> **Challenge**
Pictures stay out of your copy, but everything else in the records below must be repeated exactly.

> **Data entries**
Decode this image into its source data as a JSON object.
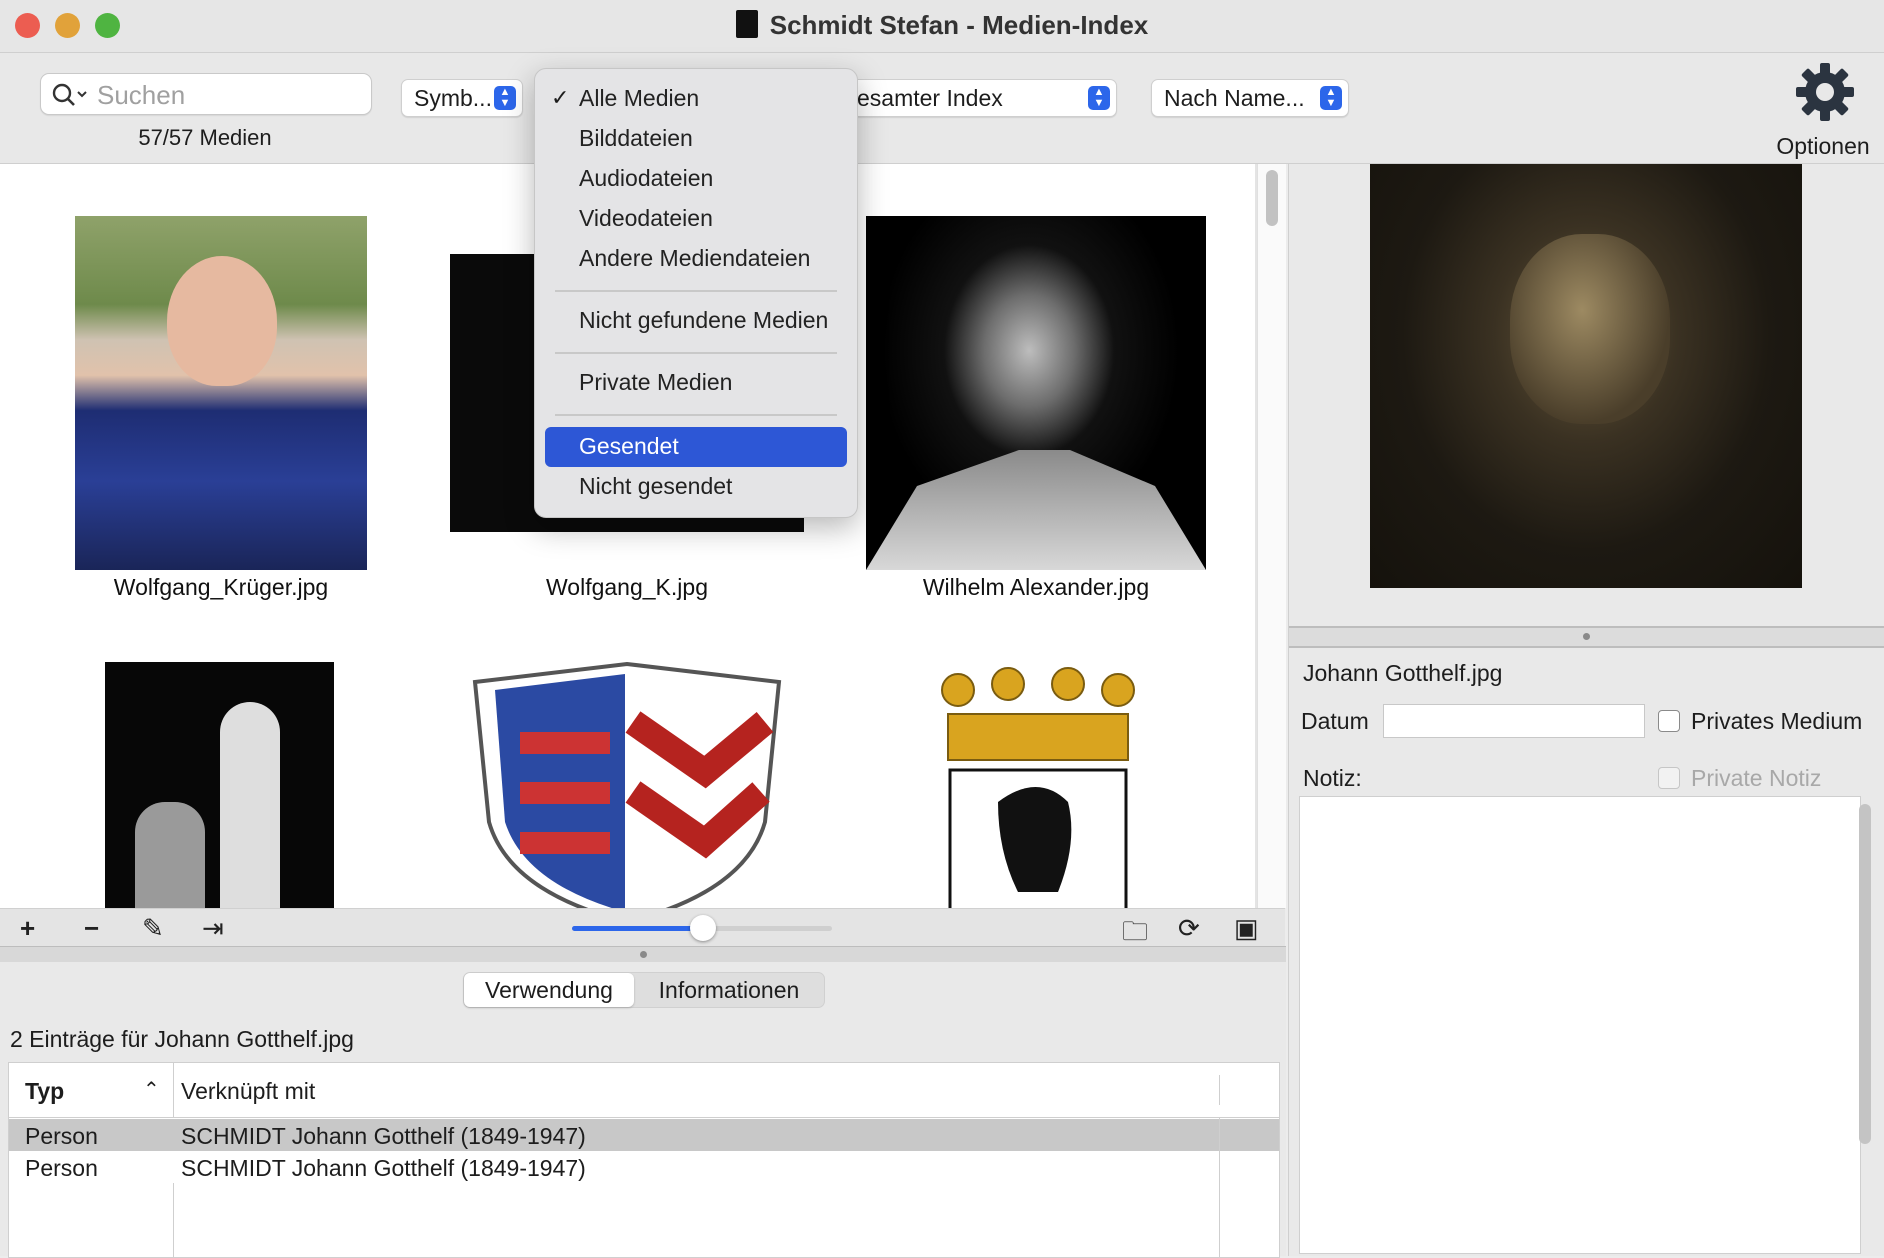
{
  "window": {
    "title": "Schmidt Stefan - Medien-Index",
    "buttons": {
      "close": "#ec5d51",
      "minimize": "#e1a23a",
      "zoom": "#4fb441"
    }
  },
  "toolbar": {
    "search_placeholder": "Suchen",
    "count": "57/57 Medien",
    "view_popup": "Symb...",
    "scope_popup": "esamter Index",
    "sort_popup": "Nach Name...",
    "options_label": "Optionen",
    "accent": "#2c66ea"
  },
  "filter_menu": {
    "items": [
      {
        "label": "Alle Medien",
        "checked": true
      },
      {
        "label": "Bilddateien"
      },
      {
        "label": "Audiodateien"
      },
      {
        "label": "Videodateien"
      },
      {
        "label": "Andere Mediendateien"
      },
      {
        "label": "Nicht gefundene Medien"
      },
      {
        "label": "Private Medien"
      },
      {
        "label": "Gesendet",
        "highlighted": true
      },
      {
        "label": "Nicht gesendet"
      }
    ],
    "highlight_color": "#2d57d6"
  },
  "media": [
    {
      "caption": "Wolfgang_Krüger.jpg"
    },
    {
      "caption": "Wolfgang_K.jpg"
    },
    {
      "caption": "Wilhelm Alexander.jpg"
    },
    {
      "caption": ""
    },
    {
      "caption": ""
    },
    {
      "caption": ""
    }
  ],
  "thumb_size_slider": {
    "value": 0.5
  },
  "lower_pane": {
    "tabs": [
      {
        "label": "Verwendung",
        "selected": true
      },
      {
        "label": "Informationen"
      }
    ],
    "summary": "2 Einträge für Johann Gotthelf.jpg",
    "columns": [
      "Typ",
      "Verknüpft mit"
    ],
    "rows": [
      {
        "type": "Person",
        "linked": "SCHMIDT Johann Gotthelf (1849-1947)"
      },
      {
        "type": "Person",
        "linked": "SCHMIDT Johann Gotthelf (1849-1947)"
      }
    ]
  },
  "detail_pane": {
    "filename": "Johann Gotthelf.jpg",
    "date_label": "Datum",
    "date_value": "",
    "private_medium_label": "Privates Medium",
    "note_label": "Notiz:",
    "private_note_label": "Private Notiz"
  }
}
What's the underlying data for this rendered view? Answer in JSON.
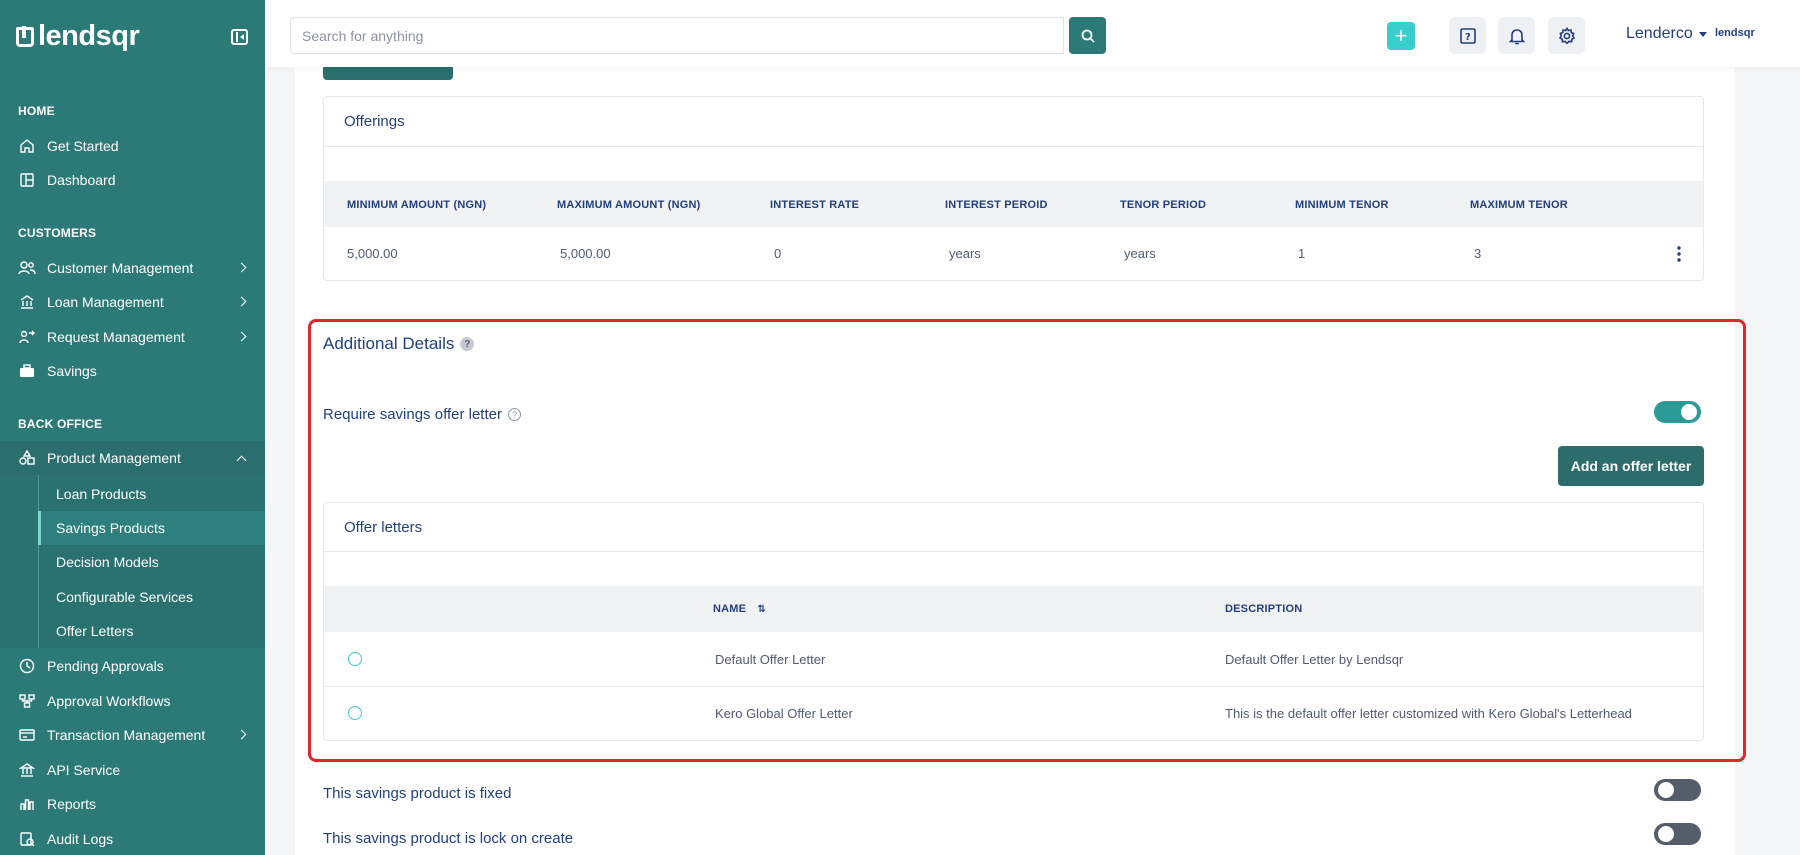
{
  "sidebar": {
    "brand": "lendsqr",
    "sections": {
      "home": "HOME",
      "customers": "CUSTOMERS",
      "back_office": "BACK OFFICE"
    },
    "items": {
      "get_started": "Get Started",
      "dashboard": "Dashboard",
      "customer_management": "Customer Management",
      "loan_management": "Loan Management",
      "request_management": "Request Management",
      "savings": "Savings",
      "product_management": "Product Management",
      "pending_approvals": "Pending Approvals",
      "approval_workflows": "Approval Workflows",
      "transaction_management": "Transaction Management",
      "api_service": "API Service",
      "reports": "Reports",
      "audit_logs": "Audit Logs"
    },
    "sub_items": {
      "loan_products": "Loan Products",
      "savings_products": "Savings Products",
      "decision_models": "Decision Models",
      "configurable_services": "Configurable Services",
      "offer_letters": "Offer Letters"
    }
  },
  "topbar": {
    "search_placeholder": "Search for anything",
    "user_name": "Lenderco",
    "mini_brand": "lendsqr"
  },
  "offerings": {
    "title": "Offerings",
    "columns": [
      "MINIMUM AMOUNT (NGN)",
      "MAXIMUM AMOUNT (NGN)",
      "INTEREST RATE",
      "INTEREST PEROID",
      "TENOR PERIOD",
      "MINIMUM TENOR",
      "MAXIMUM TENOR"
    ],
    "rows": [
      [
        "5,000.00",
        "5,000.00",
        "0",
        "years",
        "years",
        "1",
        "3"
      ]
    ]
  },
  "additional_details": {
    "title": "Additional Details",
    "require_offer_letter_label": "Require savings offer letter",
    "require_offer_letter_on": true,
    "add_offer_letter_button": "Add an offer letter",
    "offer_letters_title": "Offer letters",
    "columns": {
      "name": "NAME",
      "description": "DESCRIPTION"
    },
    "rows": [
      {
        "name": "Default Offer Letter",
        "description": "Default Offer Letter by Lendsqr"
      },
      {
        "name": "Kero Global Offer Letter",
        "description": "This is the default offer letter customized with Kero Global's Letterhead"
      }
    ]
  },
  "settings": {
    "fixed_label": "This savings product is fixed",
    "fixed_on": false,
    "lock_label": "This savings product is lock on create",
    "lock_on": false
  },
  "colors": {
    "sidebar_bg": "#2c7a78",
    "accent": "#39cdcc",
    "highlight_border": "#e5252a",
    "primary_text": "#213f7d"
  }
}
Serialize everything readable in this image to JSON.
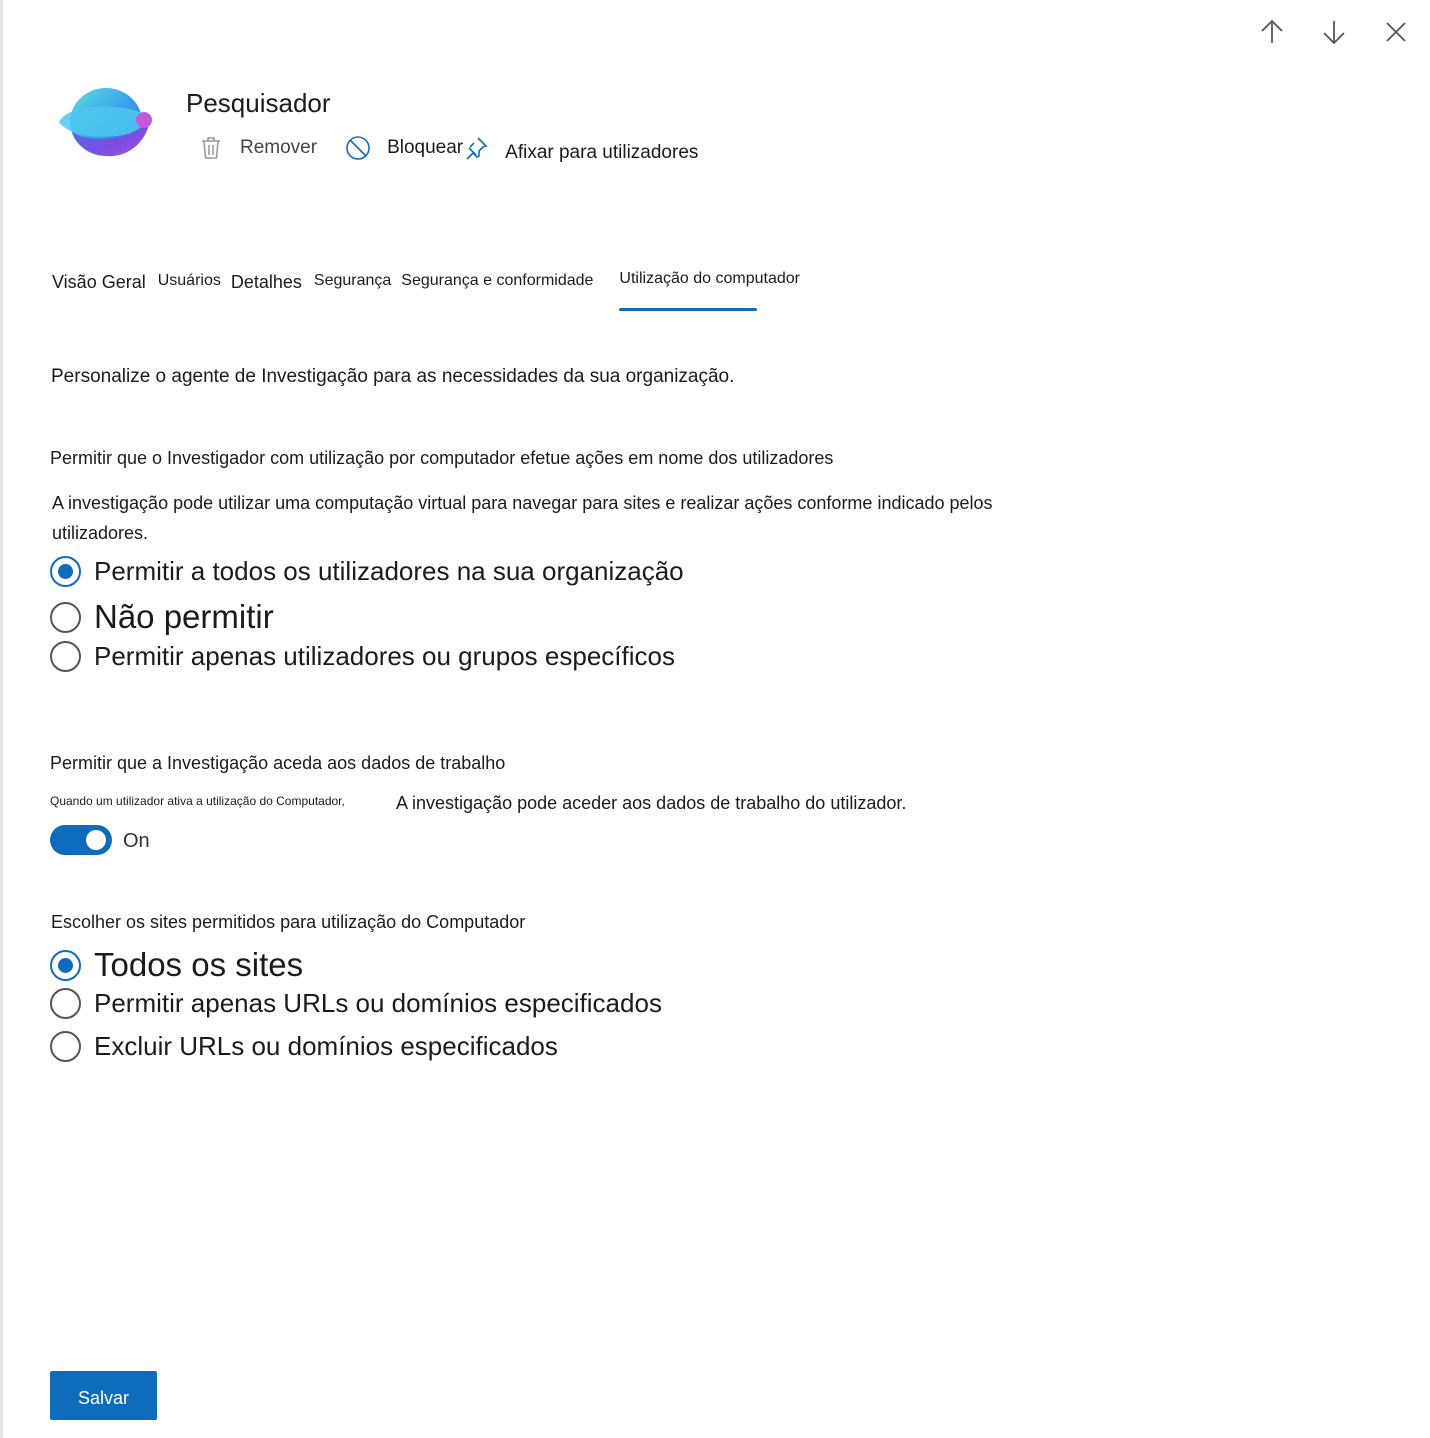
{
  "app": {
    "title": "Pesquisador",
    "logo": "researcher-logo"
  },
  "window_controls": {
    "previous": "arrow-up-icon",
    "next": "arrow-down-icon",
    "close": "close-icon"
  },
  "actions": {
    "remove_label": "Remover",
    "block_label": "Bloquear",
    "pin_label": "Afixar para utilizadores"
  },
  "tabs": [
    {
      "label": "Visão Geral"
    },
    {
      "label": "Usuários"
    },
    {
      "label": "Detalhes"
    },
    {
      "label": "Segurança"
    },
    {
      "label": "Segurança e conformidade"
    },
    {
      "label": "Utilização do computador",
      "active": true
    }
  ],
  "content": {
    "intro": "Personalize o agente de Investigação para as necessidades da sua organização.",
    "section1": {
      "title": "Permitir que o Investigador com utilização por computador efetue ações em nome dos utilizadores",
      "description": "A investigação pode utilizar uma computação virtual para navegar para sites e realizar ações conforme indicado pelos utilizadores.",
      "options": [
        {
          "label": "Permitir a todos os utilizadores na sua organização",
          "checked": true
        },
        {
          "label": "Não permitir",
          "checked": false
        },
        {
          "label": "Permitir apenas utilizadores ou grupos específicos",
          "checked": false
        }
      ]
    },
    "section2": {
      "title": "Permitir que a Investigação aceda aos dados de trabalho",
      "note": "Quando um utilizador ativa a utilização do Computador,",
      "description": "A investigação pode aceder aos dados de trabalho do utilizador.",
      "toggle_state": "On",
      "toggle_on": true
    },
    "section3": {
      "title": "Escolher os sites permitidos para utilização do Computador",
      "options": [
        {
          "label": "Todos os sites",
          "checked": true
        },
        {
          "label": "Permitir apenas URLs ou domínios especificados",
          "checked": false
        },
        {
          "label": "Excluir URLs ou domínios especificados",
          "checked": false
        }
      ]
    }
  },
  "footer": {
    "save_label": "Salvar"
  },
  "colors": {
    "accent": "#0f6cbd",
    "text": "#1b1b1b"
  }
}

> **Result of this exercise**
Decode this image into its source data as a JSON object.
{
  "window": {
    "title": "Schmidt Stefan - Medien-Index",
    "buttons": {
      "close": "#ec5d51",
      "minimize": "#e1a23a",
      "zoom": "#4fb441"
    }
  },
  "toolbar": {
    "search_placeholder": "Suchen",
    "count": "57/57 Medien",
    "view_popup": "Symb...",
    "scope_popup": "esamter Index",
    "sort_popup": "Nach Name...",
    "options_label": "Optionen",
    "accent": "#2c66ea"
  },
  "filter_menu": {
    "items": [
      {
        "label": "Alle Medien",
        "checked": true
      },
      {
        "label": "Bilddateien"
      },
      {
        "label": "Audiodateien"
      },
      {
        "label": "Videodateien"
      },
      {
        "label": "Andere Mediendateien"
      },
      {
        "label": "Nicht gefundene Medien"
      },
      {
        "label": "Private Medien"
      },
      {
        "label": "Gesendet",
        "highlighted": true
      },
      {
        "label": "Nicht gesendet"
      }
    ],
    "highlight_color": "#2d57d6"
  },
  "media": [
    {
      "caption": "Wolfgang_Krüger.jpg"
    },
    {
      "caption": "Wolfgang_K.jpg"
    },
    {
      "caption": "Wilhelm Alexander.jpg"
    },
    {
      "caption": ""
    },
    {
      "caption": ""
    },
    {
      "caption": ""
    }
  ],
  "thumb_size_slider": {
    "value": 0.5
  },
  "lower_pane": {
    "tabs": [
      {
        "label": "Verwendung",
        "selected": true
      },
      {
        "label": "Informationen"
      }
    ],
    "summary": "2 Einträge für Johann Gotthelf.jpg",
    "columns": [
      "Typ",
      "Verknüpft mit"
    ],
    "rows": [
      {
        "type": "Person",
        "linked": "SCHMIDT Johann Gotthelf (1849-1947)"
      },
      {
        "type": "Person",
        "linked": "SCHMIDT Johann Gotthelf (1849-1947)"
      }
    ]
  },
  "detail_pane": {
    "filename": "Johann Gotthelf.jpg",
    "date_label": "Datum",
    "date_value": "",
    "private_medium_label": "Privates Medium",
    "note_label": "Notiz:",
    "private_note_label": "Private Notiz"
  }
}
What's the underlying data for this rendered view? Answer in JSON.
{
  "sidebar": {
    "brand": "lendsqr",
    "sections": {
      "home": "HOME",
      "customers": "CUSTOMERS",
      "back_office": "BACK OFFICE"
    },
    "items": {
      "get_started": "Get Started",
      "dashboard": "Dashboard",
      "customer_management": "Customer Management",
      "loan_management": "Loan Management",
      "request_management": "Request Management",
      "savings": "Savings",
      "product_management": "Product Management",
      "pending_approvals": "Pending Approvals",
      "approval_workflows": "Approval Workflows",
      "transaction_management": "Transaction Management",
      "api_service": "API Service",
      "reports": "Reports",
      "audit_logs": "Audit Logs"
    },
    "sub_items": {
      "loan_products": "Loan Products",
      "savings_products": "Savings Products",
      "decision_models": "Decision Models",
      "configurable_services": "Configurable Services",
      "offer_letters": "Offer Letters"
    }
  },
  "topbar": {
    "search_placeholder": "Search for anything",
    "user_name": "Lenderco",
    "mini_brand": "lendsqr"
  },
  "offerings": {
    "title": "Offerings",
    "columns": [
      "MINIMUM AMOUNT (NGN)",
      "MAXIMUM AMOUNT (NGN)",
      "INTEREST RATE",
      "INTEREST PEROID",
      "TENOR PERIOD",
      "MINIMUM TENOR",
      "MAXIMUM TENOR"
    ],
    "rows": [
      [
        "5,000.00",
        "5,000.00",
        "0",
        "years",
        "years",
        "1",
        "3"
      ]
    ]
  },
  "additional_details": {
    "title": "Additional Details",
    "require_offer_letter_label": "Require savings offer letter",
    "require_offer_letter_on": true,
    "add_offer_letter_button": "Add an offer letter",
    "offer_letters_title": "Offer letters",
    "columns": {
      "name": "NAME",
      "description": "DESCRIPTION"
    },
    "rows": [
      {
        "name": "Default Offer Letter",
        "description": "Default Offer Letter by Lendsqr"
      },
      {
        "name": "Kero Global Offer Letter",
        "description": "This is the default offer letter customized with Kero Global's Letterhead"
      }
    ]
  },
  "settings": {
    "fixed_label": "This savings product is fixed",
    "fixed_on": false,
    "lock_label": "This savings product is lock on create",
    "lock_on": false
  },
  "colors": {
    "sidebar_bg": "#2c7a78",
    "accent": "#39cdcc",
    "highlight_border": "#e5252a",
    "primary_text": "#213f7d"
  }
}
Serialize everything readable in this image to JSON.
{
  "app": {
    "title": "Pesquisador",
    "logo": "researcher-logo"
  },
  "window_controls": {
    "previous": "arrow-up-icon",
    "next": "arrow-down-icon",
    "close": "close-icon"
  },
  "actions": {
    "remove_label": "Remover",
    "block_label": "Bloquear",
    "pin_label": "Afixar para utilizadores"
  },
  "tabs": [
    {
      "label": "Visão Geral"
    },
    {
      "label": "Usuários"
    },
    {
      "label": "Detalhes"
    },
    {
      "label": "Segurança"
    },
    {
      "label": "Segurança e conformidade"
    },
    {
      "label": "Utilização do computador",
      "active": true
    }
  ],
  "content": {
    "intro": "Personalize o agente de Investigação para as necessidades da sua organização.",
    "section1": {
      "title": "Permitir que o Investigador com utilização por computador efetue ações em nome dos utilizadores",
      "description": "A investigação pode utilizar uma computação virtual para navegar para sites e realizar ações conforme indicado pelos utilizadores.",
      "options": [
        {
          "label": "Permitir a todos os utilizadores na sua organização",
          "checked": true
        },
        {
          "label": "Não permitir",
          "checked": false
        },
        {
          "label": "Permitir apenas utilizadores ou grupos específicos",
          "checked": false
        }
      ]
    },
    "section2": {
      "title": "Permitir que a Investigação aceda aos dados de trabalho",
      "note": "Quando um utilizador ativa a utilização do Computador,",
      "description": "A investigação pode aceder aos dados de trabalho do utilizador.",
      "toggle_state": "On",
      "toggle_on": true
    },
    "section3": {
      "title": "Escolher os sites permitidos para utilização do Computador",
      "options": [
        {
          "label": "Todos os sites",
          "checked": true
        },
        {
          "label": "Permitir apenas URLs ou domínios especificados",
          "checked": false
        },
        {
          "label": "Excluir URLs ou domínios especificados",
          "checked": false
        }
      ]
    }
  },
  "footer": {
    "save_label": "Salvar"
  },
  "colors": {
    "accent": "#0f6cbd",
    "text": "#1b1b1b"
  }
}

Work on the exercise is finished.